## WHAT TO WORK ON:
Every record must be restated exactly. Drop the images.

SOURCE DATA START

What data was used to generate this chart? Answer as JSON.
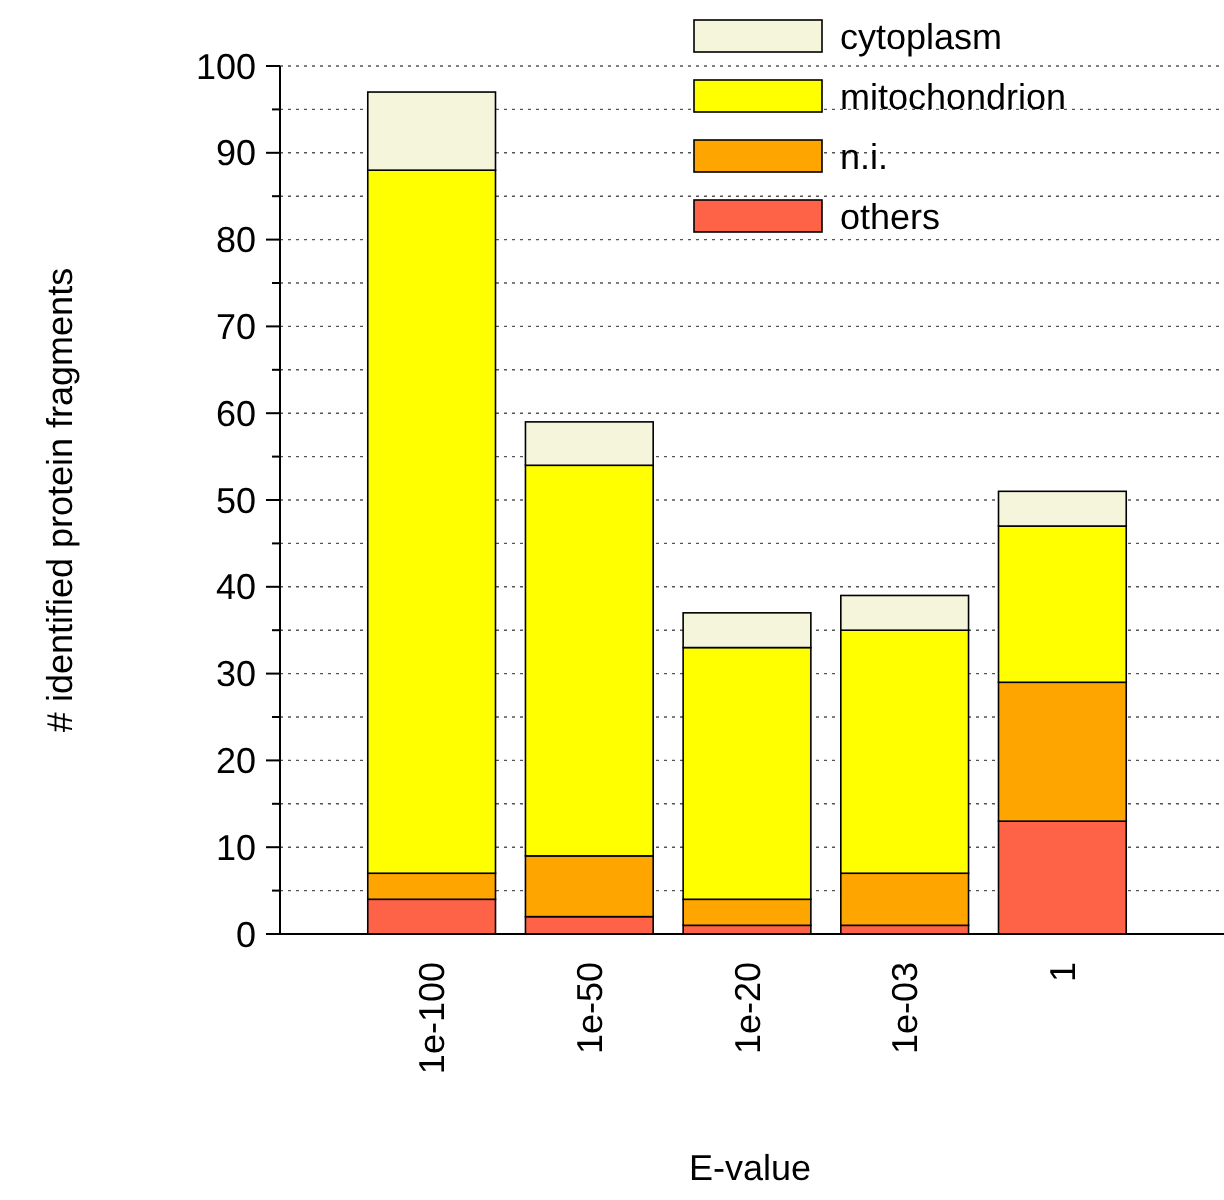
{
  "chart_data": {
    "type": "bar",
    "stacked": true,
    "xlabel": "E-value",
    "ylabel": "# identified protein fragments",
    "categories": [
      "1e-100",
      "1e-50",
      "1e-20",
      "1e-03",
      "1"
    ],
    "series": [
      {
        "name": "others",
        "color": "#ff6347",
        "values": [
          4,
          2,
          1,
          1,
          13
        ]
      },
      {
        "name": "n.i.",
        "color": "#ffa500",
        "values": [
          3,
          7,
          3,
          6,
          16
        ]
      },
      {
        "name": "mitochondrion",
        "color": "#ffff00",
        "values": [
          81,
          45,
          29,
          28,
          18
        ]
      },
      {
        "name": "cytoplasm",
        "color": "#f5f5dc",
        "values": [
          9,
          5,
          4,
          4,
          4
        ]
      }
    ],
    "ylim": [
      0,
      100
    ],
    "yticks": [
      0,
      {
        "value": 5,
        "label": null
      },
      10,
      {
        "value": 15,
        "label": null
      },
      20,
      {
        "value": 25,
        "label": null
      },
      30,
      {
        "value": 35,
        "label": null
      },
      40,
      {
        "value": 45,
        "label": null
      },
      50,
      {
        "value": 55,
        "label": null
      },
      60,
      {
        "value": 65,
        "label": null
      },
      70,
      {
        "value": 75,
        "label": null
      },
      80,
      {
        "value": 85,
        "label": null
      },
      90,
      {
        "value": 95,
        "label": null
      },
      100
    ],
    "grid": "y",
    "legend": "top right"
  }
}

SOURCE DATA END

## SOLVED PROBLEM:
What data was used to generate this chart? Answer as JSON.
{
  "chart_data": {
    "type": "bar",
    "stacked": true,
    "xlabel": "E-value",
    "ylabel": "# identified protein fragments",
    "categories": [
      "1e-100",
      "1e-50",
      "1e-20",
      "1e-03",
      "1"
    ],
    "series": [
      {
        "name": "others",
        "color": "#ff6347",
        "values": [
          4,
          2,
          1,
          1,
          13
        ]
      },
      {
        "name": "n.i.",
        "color": "#ffa500",
        "values": [
          3,
          7,
          3,
          6,
          16
        ]
      },
      {
        "name": "mitochondrion",
        "color": "#ffff00",
        "values": [
          81,
          45,
          29,
          28,
          18
        ]
      },
      {
        "name": "cytoplasm",
        "color": "#f5f5dc",
        "values": [
          9,
          5,
          4,
          4,
          4
        ]
      }
    ],
    "ylim": [
      0,
      100
    ],
    "yticks": [
      0,
      {
        "value": 5,
        "label": null
      },
      10,
      {
        "value": 15,
        "label": null
      },
      20,
      {
        "value": 25,
        "label": null
      },
      30,
      {
        "value": 35,
        "label": null
      },
      40,
      {
        "value": 45,
        "label": null
      },
      50,
      {
        "value": 55,
        "label": null
      },
      60,
      {
        "value": 65,
        "label": null
      },
      70,
      {
        "value": 75,
        "label": null
      },
      80,
      {
        "value": 85,
        "label": null
      },
      90,
      {
        "value": 95,
        "label": null
      },
      100
    ],
    "grid": "y",
    "legend": "top right"
  }
}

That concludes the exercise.